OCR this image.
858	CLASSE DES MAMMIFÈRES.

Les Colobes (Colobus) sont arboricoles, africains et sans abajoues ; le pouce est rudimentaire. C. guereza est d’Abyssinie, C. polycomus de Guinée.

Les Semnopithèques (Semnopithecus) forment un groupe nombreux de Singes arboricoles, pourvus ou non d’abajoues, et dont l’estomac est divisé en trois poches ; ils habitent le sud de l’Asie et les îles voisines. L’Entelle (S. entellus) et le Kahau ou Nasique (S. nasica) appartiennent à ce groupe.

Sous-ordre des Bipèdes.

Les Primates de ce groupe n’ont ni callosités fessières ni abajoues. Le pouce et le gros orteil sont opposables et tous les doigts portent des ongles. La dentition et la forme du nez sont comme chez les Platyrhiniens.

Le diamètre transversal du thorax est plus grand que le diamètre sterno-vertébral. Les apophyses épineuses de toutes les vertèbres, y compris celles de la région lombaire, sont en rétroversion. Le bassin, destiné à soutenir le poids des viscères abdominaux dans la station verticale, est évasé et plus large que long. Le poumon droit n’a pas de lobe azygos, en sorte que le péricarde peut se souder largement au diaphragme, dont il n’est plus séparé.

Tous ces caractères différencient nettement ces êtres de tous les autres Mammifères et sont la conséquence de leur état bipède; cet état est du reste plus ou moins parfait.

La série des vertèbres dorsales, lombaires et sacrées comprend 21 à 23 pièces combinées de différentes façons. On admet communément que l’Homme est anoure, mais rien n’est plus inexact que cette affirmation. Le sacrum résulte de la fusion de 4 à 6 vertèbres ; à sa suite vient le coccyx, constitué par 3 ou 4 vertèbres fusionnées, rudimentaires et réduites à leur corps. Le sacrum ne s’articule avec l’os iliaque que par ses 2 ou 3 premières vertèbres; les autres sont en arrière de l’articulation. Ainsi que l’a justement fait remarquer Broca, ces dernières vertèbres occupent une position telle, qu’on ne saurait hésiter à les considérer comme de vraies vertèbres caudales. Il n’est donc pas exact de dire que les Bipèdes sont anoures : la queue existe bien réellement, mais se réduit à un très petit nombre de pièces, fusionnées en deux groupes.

§ Exercise goal:
Search the listing for the word "pouce" and return each line that holds it.

§ Exercise solution:
Les Colobes (Colobus) sont arboricoles, africains et sans abajoues ; le pouce est rudimentaire. C. guereza est d’Abyssinie, C. polycomus de Guinée.
Les Primates de ce groupe n’ont ni callosités fessières ni abajoues. Le pouce et le gros orteil sont opposables et tous les doigts portent des ongles. La dentition et la forme du nez sont comme chez les Platyrhiniens.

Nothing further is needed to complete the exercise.